>>>>

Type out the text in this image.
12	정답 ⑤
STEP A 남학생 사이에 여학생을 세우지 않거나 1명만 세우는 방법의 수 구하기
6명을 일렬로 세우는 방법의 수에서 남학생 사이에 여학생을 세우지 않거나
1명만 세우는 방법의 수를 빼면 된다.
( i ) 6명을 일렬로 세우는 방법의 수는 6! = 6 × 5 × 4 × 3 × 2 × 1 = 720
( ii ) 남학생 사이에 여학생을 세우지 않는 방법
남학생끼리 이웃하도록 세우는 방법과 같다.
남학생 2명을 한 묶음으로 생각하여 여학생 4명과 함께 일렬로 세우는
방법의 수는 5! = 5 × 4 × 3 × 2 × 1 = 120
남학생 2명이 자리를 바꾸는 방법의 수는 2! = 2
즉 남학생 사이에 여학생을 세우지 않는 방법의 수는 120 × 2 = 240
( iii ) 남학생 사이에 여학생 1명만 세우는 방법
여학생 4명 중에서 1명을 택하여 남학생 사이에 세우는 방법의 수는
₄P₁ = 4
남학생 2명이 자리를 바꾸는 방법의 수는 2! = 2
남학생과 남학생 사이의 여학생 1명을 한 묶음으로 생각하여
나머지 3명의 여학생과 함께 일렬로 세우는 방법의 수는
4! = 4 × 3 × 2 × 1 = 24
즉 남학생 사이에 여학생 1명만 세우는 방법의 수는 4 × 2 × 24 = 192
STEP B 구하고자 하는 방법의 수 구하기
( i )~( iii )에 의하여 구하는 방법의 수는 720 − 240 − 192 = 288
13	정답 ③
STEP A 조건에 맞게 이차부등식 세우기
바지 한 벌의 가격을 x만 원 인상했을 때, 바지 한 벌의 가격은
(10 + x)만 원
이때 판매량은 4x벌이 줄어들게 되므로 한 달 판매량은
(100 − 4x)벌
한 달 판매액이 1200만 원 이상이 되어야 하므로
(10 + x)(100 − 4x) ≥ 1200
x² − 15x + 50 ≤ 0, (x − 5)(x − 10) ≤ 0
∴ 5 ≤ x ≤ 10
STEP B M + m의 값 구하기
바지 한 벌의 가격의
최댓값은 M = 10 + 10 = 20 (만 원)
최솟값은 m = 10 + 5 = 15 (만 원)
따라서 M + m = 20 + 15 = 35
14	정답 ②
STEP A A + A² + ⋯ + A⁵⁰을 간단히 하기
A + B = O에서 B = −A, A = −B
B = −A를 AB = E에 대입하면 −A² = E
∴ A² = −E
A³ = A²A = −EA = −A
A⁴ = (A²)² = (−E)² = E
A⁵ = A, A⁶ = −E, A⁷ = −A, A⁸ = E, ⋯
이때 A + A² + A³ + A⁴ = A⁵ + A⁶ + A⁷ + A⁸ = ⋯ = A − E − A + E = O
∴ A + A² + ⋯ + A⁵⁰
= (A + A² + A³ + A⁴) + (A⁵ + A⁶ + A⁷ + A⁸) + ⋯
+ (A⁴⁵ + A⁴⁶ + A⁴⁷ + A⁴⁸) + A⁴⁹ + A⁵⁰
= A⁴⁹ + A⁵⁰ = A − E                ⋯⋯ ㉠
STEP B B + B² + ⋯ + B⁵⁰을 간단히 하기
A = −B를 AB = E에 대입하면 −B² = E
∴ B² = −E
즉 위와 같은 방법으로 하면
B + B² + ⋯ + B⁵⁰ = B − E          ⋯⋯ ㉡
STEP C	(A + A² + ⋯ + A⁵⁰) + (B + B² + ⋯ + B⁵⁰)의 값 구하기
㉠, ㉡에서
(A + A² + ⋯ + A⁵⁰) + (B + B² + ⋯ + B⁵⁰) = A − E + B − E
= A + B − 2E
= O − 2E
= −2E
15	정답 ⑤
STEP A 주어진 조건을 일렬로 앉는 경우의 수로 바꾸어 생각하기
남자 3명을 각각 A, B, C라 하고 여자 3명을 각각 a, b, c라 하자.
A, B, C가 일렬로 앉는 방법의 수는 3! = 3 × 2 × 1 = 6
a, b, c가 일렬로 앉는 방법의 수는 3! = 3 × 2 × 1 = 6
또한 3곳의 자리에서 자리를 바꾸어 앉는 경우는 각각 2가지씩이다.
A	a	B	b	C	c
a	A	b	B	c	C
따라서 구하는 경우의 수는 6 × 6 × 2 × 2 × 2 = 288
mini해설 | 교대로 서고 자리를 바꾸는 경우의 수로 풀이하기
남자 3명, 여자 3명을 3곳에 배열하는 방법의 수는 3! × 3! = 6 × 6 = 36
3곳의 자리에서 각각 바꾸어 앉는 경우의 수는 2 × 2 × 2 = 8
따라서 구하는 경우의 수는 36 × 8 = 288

<<<<

GOAL: Return the entries above exactly, each one complete.

ANSWER TO THE EXERCISE:
Type out the text in this image.
12	정답 ⑤
STEP A 남학생 사이에 여학생을 세우지 않거나 1명만 세우는 방법의 수 구하기
6명을 일렬로 세우는 방법의 수에서 남학생 사이에 여학생을 세우지 않거나
1명만 세우는 방법의 수를 빼면 된다.
( i ) 6명을 일렬로 세우는 방법의 수는 6! = 6 × 5 × 4 × 3 × 2 × 1 = 720
( ii ) 남학생 사이에 여학생을 세우지 않는 방법
남학생끼리 이웃하도록 세우는 방법과 같다.
남학생 2명을 한 묶음으로 생각하여 여학생 4명과 함께 일렬로 세우는
방법의 수는 5! = 5 × 4 × 3 × 2 × 1 = 120
남학생 2명이 자리를 바꾸는 방법의 수는 2! = 2
즉 남학생 사이에 여학생을 세우지 않는 방법의 수는 120 × 2 = 240
( iii ) 남학생 사이에 여학생 1명만 세우는 방법
여학생 4명 중에서 1명을 택하여 남학생 사이에 세우는 방법의 수는
₄P₁ = 4
남학생 2명이 자리를 바꾸는 방법의 수는 2! = 2
남학생과 남학생 사이의 여학생 1명을 한 묶음으로 생각하여
나머지 3명의 여학생과 함께 일렬로 세우는 방법의 수는
4! = 4 × 3 × 2 × 1 = 24
즉 남학생 사이에 여학생 1명만 세우는 방법의 수는 4 × 2 × 24 = 192
STEP B 구하고자 하는 방법의 수 구하기
( i )~( iii )에 의하여 구하는 방법의 수는 720 − 240 − 192 = 288
13	정답 ③
STEP A 조건에 맞게 이차부등식 세우기
바지 한 벌의 가격을 x만 원 인상했을 때, 바지 한 벌의 가격은
(10 + x)만 원
이때 판매량은 4x벌이 줄어들게 되므로 한 달 판매량은
(100 − 4x)벌
한 달 판매액이 1200만 원 이상이 되어야 하므로
(10 + x)(100 − 4x) ≥ 1200
x² − 15x + 50 ≤ 0, (x − 5)(x − 10) ≤ 0
∴ 5 ≤ x ≤ 10
STEP B M + m의 값 구하기
바지 한 벌의 가격의
최댓값은 M = 10 + 10 = 20 (만 원)
최솟값은 m = 10 + 5 = 15 (만 원)
따라서 M + m = 20 + 15 = 35
14	정답 ②
STEP A A + A² + ⋯ + A⁵⁰을 간단히 하기
A + B = O에서 B = −A, A = −B
B = −A를 AB = E에 대입하면 −A² = E
∴ A² = −E
A³ = A²A = −EA = −A
A⁴ = (A²)² = (−E)² = E
A⁵ = A, A⁶ = −E, A⁷ = −A, A⁸ = E, ⋯
이때 A + A² + A³ + A⁴ = A⁵ + A⁶ + A⁷ + A⁸ = ⋯ = A − E − A + E = O
∴ A + A² + ⋯ + A⁵⁰
= (A + A² + A³ + A⁴) + (A⁵ + A⁶ + A⁷ + A⁸) + ⋯
+ (A⁴⁵ + A⁴⁶ + A⁴⁷ + A⁴⁸) + A⁴⁹ + A⁵⁰
= A⁴⁹ + A⁵⁰ = A − E                ⋯⋯ ㉠
STEP B B + B² + ⋯ + B⁵⁰을 간단히 하기
A = −B를 AB = E에 대입하면 −B² = E
∴ B² = −E
즉 위와 같은 방법으로 하면
B + B² + ⋯ + B⁵⁰ = B − E          ⋯⋯ ㉡
STEP C	(A + A² + ⋯ + A⁵⁰) + (B + B² + ⋯ + B⁵⁰)의 값 구하기
㉠, ㉡에서
(A + A² + ⋯ + A⁵⁰) + (B + B² + ⋯ + B⁵⁰) = A − E + B − E
= A + B − 2E
= O − 2E
= −2E
15	정답 ⑤
STEP A 주어진 조건을 일렬로 앉는 경우의 수로 바꾸어 생각하기
남자 3명을 각각 A, B, C라 하고 여자 3명을 각각 a, b, c라 하자.
A, B, C가 일렬로 앉는 방법의 수는 3! = 3 × 2 × 1 = 6
a, b, c가 일렬로 앉는 방법의 수는 3! = 3 × 2 × 1 = 6
또한 3곳의 자리에서 자리를 바꾸어 앉는 경우는 각각 2가지씩이다.
A	a	B	b	C	c
a	A	b	B	c	C
따라서 구하는 경우의 수는 6 × 6 × 2 × 2 × 2 = 288
mini해설 | 교대로 서고 자리를 바꾸는 경우의 수로 풀이하기
남자 3명, 여자 3명을 3곳에 배열하는 방법의 수는 3! × 3! = 6 × 6 = 36
3곳의 자리에서 각각 바꾸어 앉는 경우의 수는 2 × 2 × 2 = 8
따라서 구하는 경우의 수는 36 × 8 = 288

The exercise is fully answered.